### Exercise directions
From the entries below, gather each line containing the word "плодов".

### Records for this task
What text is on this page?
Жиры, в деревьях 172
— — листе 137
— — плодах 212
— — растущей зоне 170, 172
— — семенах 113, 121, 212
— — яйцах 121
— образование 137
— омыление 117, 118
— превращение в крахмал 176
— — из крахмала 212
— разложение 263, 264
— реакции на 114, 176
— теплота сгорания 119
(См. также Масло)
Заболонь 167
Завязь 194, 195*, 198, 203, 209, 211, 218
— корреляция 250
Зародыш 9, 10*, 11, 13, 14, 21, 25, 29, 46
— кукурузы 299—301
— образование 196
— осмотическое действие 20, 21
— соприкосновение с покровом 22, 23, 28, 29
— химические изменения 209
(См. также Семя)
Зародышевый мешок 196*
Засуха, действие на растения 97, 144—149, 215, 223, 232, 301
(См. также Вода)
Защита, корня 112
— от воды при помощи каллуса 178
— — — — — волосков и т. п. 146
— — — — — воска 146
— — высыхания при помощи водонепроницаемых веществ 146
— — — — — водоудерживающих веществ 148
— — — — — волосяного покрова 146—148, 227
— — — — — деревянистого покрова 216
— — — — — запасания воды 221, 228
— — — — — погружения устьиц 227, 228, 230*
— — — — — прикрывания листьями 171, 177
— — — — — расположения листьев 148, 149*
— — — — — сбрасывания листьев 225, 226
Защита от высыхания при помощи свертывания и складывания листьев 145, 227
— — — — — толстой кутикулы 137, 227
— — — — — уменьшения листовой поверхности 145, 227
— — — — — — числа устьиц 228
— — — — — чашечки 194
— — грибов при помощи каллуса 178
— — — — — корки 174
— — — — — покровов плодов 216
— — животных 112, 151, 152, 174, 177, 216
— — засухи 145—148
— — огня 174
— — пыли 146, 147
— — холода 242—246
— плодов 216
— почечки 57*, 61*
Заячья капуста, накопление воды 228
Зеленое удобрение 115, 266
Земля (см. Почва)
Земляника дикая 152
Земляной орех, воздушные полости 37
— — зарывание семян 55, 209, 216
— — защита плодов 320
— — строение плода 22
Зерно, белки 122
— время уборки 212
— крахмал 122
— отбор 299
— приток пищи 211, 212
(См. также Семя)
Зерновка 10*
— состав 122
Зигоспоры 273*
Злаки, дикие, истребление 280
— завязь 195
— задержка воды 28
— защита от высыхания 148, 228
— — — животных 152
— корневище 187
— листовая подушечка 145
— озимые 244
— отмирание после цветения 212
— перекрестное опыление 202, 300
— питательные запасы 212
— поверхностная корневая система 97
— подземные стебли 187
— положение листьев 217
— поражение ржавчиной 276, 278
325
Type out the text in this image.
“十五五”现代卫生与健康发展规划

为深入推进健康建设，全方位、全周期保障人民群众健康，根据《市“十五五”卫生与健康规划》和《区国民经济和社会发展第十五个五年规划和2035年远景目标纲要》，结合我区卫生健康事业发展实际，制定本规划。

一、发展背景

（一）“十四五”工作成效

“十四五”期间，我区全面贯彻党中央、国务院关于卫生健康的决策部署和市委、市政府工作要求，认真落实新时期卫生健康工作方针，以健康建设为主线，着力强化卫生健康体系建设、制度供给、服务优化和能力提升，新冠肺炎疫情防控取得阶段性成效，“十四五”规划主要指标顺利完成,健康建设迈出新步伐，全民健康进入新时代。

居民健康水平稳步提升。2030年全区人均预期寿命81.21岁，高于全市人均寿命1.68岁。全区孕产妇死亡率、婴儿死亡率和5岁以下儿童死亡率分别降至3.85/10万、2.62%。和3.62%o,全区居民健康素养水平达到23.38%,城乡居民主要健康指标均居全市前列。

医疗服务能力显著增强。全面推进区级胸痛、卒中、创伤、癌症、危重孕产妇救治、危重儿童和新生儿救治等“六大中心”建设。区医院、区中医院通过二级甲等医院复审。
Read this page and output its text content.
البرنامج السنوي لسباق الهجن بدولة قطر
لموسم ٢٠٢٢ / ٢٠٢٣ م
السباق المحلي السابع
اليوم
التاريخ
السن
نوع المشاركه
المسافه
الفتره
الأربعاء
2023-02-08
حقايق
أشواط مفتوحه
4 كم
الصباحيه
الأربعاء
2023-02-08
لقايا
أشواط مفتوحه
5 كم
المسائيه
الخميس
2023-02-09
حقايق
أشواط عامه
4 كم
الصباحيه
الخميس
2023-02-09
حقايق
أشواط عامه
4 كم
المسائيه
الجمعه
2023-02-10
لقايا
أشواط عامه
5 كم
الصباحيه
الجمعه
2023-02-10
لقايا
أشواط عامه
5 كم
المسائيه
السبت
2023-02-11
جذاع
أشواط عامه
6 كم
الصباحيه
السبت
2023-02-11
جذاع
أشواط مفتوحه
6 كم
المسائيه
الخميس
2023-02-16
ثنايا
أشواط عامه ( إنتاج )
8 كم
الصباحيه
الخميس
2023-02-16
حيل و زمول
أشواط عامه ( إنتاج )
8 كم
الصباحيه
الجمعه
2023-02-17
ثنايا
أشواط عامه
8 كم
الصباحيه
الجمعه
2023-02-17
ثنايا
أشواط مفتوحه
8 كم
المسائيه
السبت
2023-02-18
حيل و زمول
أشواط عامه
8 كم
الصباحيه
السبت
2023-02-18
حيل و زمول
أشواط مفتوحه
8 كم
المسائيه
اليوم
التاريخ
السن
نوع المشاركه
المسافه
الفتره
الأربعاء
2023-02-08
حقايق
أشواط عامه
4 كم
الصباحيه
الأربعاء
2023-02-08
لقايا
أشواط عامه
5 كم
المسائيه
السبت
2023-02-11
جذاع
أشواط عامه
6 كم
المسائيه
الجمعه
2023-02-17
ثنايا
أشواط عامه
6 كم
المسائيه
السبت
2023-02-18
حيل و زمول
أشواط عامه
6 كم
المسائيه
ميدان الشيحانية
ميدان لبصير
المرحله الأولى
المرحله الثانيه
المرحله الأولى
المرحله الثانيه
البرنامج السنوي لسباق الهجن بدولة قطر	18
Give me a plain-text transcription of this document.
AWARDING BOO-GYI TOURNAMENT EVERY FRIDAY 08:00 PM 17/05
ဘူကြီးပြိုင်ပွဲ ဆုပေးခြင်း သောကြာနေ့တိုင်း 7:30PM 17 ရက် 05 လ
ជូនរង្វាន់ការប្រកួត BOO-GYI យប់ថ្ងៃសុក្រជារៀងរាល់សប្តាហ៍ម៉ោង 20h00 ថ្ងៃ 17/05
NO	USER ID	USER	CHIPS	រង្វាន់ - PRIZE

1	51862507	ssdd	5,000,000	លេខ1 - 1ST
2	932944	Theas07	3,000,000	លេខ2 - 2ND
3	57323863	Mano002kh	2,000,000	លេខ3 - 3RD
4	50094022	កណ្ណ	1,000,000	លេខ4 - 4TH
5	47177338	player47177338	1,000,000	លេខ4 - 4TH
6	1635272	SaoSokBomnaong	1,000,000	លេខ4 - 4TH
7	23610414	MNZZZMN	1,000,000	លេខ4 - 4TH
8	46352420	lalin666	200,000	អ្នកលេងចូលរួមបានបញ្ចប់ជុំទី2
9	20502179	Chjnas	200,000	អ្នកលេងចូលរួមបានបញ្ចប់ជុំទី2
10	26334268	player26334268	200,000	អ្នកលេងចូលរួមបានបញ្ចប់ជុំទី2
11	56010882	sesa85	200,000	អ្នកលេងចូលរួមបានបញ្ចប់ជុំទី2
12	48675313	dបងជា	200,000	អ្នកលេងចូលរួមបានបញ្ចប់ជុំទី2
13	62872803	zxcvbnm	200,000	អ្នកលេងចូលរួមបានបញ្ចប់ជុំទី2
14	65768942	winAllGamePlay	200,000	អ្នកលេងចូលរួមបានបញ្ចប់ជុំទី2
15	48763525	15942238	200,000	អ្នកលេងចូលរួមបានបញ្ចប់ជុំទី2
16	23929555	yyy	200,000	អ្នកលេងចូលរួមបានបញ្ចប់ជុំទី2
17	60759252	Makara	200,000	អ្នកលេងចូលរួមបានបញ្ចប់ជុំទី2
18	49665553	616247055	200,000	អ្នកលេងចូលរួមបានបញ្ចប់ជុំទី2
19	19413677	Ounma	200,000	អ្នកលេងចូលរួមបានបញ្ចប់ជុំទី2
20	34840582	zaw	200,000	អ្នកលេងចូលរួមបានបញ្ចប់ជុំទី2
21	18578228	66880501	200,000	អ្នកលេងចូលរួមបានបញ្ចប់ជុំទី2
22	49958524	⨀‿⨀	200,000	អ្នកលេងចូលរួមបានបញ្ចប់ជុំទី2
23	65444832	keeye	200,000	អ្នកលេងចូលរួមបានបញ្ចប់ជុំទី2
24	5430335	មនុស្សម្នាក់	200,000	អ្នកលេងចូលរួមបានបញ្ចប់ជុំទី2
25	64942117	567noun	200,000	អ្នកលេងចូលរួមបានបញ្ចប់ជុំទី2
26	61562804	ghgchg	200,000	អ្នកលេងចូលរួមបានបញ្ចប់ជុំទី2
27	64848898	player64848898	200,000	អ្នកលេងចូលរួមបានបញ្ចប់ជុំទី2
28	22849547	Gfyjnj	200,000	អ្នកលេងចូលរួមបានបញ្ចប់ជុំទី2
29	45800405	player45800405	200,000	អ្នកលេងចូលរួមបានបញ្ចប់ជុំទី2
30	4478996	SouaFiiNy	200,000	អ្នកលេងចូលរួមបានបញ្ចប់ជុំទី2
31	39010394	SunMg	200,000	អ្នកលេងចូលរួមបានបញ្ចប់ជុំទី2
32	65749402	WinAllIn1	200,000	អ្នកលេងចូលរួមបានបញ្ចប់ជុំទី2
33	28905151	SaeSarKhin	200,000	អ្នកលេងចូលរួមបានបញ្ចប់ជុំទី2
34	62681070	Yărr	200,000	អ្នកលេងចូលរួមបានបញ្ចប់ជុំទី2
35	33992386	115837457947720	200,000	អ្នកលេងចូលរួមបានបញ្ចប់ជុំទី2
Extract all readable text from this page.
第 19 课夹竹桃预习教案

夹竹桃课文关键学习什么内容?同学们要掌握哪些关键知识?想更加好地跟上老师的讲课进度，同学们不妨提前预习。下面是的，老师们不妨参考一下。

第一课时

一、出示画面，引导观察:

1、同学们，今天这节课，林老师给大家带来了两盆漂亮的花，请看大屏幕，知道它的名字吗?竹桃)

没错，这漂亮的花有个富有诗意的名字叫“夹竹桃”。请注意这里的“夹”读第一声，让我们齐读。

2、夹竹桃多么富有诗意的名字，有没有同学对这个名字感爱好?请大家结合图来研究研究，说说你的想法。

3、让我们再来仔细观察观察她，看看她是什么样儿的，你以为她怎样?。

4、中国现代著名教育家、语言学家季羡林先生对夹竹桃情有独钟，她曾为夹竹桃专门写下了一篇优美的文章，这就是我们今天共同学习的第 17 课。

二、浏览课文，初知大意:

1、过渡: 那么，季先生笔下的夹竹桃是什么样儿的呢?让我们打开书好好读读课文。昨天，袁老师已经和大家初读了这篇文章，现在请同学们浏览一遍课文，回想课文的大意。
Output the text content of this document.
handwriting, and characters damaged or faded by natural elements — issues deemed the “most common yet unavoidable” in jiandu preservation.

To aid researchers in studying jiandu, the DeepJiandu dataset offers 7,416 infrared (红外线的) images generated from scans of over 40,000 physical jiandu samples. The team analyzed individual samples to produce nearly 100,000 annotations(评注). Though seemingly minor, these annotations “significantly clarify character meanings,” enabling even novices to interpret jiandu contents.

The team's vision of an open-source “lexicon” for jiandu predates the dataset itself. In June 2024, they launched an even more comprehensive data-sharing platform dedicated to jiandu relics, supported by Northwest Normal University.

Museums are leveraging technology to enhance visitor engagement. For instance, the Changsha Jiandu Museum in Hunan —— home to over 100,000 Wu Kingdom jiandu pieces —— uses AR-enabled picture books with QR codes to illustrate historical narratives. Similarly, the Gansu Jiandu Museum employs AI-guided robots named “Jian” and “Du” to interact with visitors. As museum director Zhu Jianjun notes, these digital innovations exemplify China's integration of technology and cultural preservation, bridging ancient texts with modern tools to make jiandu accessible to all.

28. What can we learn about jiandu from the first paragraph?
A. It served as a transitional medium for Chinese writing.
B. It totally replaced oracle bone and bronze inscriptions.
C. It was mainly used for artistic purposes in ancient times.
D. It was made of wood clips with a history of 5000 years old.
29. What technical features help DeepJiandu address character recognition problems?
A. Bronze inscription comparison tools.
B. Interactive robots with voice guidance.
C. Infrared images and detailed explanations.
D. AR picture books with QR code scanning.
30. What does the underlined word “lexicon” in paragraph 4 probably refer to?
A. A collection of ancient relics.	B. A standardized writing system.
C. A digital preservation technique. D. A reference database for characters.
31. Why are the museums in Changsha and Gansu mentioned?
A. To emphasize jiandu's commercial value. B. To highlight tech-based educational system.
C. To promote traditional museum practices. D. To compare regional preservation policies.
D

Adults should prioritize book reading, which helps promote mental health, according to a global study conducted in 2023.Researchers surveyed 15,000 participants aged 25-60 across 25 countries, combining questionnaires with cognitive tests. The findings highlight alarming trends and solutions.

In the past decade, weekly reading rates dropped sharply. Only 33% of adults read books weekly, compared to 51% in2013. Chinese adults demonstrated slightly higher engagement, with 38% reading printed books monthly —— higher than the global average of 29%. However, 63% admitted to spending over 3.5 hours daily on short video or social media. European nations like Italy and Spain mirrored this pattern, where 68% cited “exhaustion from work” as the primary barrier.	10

### Exercise output
— — — — — покровов плодов 216
— плодов 216
— — защита плодов 320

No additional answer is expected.